Written request |
Give only one thing: the number of lines that include the word "probability".

Data excerpts |
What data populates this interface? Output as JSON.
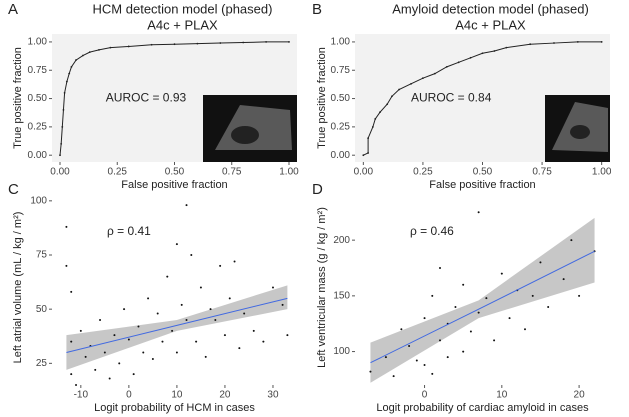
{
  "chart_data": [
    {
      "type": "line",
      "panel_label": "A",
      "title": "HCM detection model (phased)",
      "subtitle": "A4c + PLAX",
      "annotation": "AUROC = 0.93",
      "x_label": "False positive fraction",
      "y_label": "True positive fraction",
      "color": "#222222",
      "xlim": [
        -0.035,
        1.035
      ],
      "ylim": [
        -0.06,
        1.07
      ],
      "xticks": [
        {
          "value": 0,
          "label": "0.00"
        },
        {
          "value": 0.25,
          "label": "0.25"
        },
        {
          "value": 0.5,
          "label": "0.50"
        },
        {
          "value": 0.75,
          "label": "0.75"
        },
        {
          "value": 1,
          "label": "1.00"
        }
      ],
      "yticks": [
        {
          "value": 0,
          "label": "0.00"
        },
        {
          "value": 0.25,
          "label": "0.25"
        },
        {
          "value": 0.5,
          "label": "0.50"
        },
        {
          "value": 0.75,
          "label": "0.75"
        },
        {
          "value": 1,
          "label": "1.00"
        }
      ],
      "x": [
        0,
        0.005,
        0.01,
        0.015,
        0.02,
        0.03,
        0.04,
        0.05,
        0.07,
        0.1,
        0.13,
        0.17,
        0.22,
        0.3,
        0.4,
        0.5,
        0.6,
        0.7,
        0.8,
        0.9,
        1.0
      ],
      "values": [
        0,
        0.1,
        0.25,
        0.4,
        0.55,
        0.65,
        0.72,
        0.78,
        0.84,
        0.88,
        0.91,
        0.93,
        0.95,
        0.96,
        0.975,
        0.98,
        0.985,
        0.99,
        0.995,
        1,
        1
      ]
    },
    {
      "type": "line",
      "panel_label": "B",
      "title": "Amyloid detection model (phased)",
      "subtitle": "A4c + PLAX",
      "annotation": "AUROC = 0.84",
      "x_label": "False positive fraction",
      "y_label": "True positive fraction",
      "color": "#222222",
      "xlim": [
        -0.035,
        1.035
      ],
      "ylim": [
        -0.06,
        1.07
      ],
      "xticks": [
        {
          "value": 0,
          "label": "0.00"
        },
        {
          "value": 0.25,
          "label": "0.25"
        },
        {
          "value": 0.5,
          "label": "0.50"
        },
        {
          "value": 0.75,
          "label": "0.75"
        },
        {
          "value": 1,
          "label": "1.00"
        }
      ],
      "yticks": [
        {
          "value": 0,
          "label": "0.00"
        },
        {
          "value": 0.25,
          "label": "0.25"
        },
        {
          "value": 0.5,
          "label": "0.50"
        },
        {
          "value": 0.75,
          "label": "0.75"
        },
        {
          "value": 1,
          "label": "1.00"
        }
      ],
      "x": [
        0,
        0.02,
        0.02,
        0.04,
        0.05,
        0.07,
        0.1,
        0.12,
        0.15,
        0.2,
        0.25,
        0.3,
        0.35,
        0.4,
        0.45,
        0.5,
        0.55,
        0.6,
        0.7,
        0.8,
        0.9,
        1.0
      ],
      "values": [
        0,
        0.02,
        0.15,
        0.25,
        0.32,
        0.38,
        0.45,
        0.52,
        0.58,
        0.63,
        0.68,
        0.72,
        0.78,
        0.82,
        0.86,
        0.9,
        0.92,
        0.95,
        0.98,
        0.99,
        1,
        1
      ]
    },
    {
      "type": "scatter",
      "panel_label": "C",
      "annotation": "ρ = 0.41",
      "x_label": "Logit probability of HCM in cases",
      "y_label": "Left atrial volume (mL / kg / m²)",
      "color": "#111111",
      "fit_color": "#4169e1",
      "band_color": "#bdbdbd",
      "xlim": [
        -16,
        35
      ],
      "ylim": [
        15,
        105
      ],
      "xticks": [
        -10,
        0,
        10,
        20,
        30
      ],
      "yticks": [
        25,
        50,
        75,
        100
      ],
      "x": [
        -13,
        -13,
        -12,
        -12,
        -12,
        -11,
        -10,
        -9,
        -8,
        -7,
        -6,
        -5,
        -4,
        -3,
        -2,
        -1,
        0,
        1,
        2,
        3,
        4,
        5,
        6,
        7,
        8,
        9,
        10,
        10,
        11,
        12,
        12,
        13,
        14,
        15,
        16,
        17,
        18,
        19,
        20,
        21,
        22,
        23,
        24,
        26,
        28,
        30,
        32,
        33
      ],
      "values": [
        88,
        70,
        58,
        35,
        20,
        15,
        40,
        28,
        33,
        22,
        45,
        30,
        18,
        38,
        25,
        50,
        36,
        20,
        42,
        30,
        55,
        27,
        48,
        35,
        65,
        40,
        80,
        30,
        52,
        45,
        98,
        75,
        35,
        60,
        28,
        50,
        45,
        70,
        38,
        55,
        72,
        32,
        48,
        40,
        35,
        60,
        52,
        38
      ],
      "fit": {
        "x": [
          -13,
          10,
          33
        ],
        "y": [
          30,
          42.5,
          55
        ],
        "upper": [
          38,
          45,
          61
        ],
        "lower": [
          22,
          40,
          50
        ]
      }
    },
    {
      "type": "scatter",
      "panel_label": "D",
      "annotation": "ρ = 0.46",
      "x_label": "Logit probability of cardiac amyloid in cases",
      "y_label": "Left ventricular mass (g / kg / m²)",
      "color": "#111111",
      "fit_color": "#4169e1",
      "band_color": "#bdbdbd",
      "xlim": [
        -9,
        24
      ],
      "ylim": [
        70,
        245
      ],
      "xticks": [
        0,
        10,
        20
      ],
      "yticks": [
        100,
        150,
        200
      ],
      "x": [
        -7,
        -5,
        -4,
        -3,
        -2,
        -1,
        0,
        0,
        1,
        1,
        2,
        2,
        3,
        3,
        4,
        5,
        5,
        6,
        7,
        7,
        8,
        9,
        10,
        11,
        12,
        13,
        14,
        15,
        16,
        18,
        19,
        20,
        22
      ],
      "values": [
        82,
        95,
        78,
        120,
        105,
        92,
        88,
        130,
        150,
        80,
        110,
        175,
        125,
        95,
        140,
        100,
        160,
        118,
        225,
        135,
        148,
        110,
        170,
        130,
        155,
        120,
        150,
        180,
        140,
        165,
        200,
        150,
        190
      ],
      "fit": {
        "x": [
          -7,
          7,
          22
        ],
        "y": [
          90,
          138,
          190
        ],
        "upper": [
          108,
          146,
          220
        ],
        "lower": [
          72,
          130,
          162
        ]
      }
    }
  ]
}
==
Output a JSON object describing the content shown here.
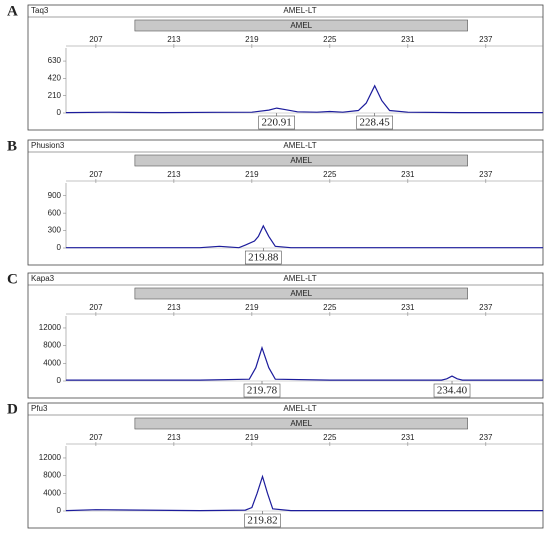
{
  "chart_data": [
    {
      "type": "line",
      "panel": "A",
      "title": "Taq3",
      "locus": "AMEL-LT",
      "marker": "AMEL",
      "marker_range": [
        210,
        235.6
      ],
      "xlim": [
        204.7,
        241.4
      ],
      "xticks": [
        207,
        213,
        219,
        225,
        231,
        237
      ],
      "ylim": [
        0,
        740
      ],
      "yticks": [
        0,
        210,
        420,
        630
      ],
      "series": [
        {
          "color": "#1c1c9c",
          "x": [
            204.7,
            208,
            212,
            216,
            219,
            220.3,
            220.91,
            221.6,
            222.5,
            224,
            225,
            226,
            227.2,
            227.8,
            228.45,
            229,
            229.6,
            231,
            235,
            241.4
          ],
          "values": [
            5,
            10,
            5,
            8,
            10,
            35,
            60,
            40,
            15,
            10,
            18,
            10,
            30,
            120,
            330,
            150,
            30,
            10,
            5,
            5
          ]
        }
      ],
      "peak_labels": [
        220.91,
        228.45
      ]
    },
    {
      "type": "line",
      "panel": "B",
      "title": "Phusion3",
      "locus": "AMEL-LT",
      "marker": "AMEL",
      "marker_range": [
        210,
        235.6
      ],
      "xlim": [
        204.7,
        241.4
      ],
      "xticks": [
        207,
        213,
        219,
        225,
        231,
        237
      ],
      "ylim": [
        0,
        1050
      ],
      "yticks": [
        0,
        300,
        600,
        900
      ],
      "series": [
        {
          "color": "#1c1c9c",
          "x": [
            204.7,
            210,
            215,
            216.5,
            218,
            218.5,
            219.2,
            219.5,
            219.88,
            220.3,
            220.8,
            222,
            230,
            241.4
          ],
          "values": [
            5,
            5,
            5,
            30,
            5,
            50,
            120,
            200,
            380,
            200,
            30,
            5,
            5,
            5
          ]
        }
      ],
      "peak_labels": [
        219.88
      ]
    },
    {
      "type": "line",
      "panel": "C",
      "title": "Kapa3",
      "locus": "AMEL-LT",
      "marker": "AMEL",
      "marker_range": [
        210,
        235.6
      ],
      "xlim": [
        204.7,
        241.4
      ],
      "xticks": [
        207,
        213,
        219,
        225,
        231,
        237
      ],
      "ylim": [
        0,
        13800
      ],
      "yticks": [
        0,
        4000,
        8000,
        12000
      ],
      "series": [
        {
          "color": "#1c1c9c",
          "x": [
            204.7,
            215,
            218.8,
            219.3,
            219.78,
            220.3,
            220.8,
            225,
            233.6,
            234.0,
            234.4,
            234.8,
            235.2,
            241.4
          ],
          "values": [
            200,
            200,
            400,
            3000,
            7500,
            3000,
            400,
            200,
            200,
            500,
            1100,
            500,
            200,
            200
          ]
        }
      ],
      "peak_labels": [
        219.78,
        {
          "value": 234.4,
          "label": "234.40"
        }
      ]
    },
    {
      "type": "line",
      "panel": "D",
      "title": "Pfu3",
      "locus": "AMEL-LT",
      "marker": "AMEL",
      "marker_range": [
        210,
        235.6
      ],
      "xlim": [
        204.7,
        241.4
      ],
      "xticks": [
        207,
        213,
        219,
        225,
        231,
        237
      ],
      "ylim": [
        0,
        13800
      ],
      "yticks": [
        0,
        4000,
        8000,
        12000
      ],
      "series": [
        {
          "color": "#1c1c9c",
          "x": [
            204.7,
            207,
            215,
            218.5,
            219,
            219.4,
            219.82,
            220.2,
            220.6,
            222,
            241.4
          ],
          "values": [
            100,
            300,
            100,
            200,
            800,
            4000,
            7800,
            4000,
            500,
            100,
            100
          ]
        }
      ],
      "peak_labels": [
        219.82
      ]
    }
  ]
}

The solution |
2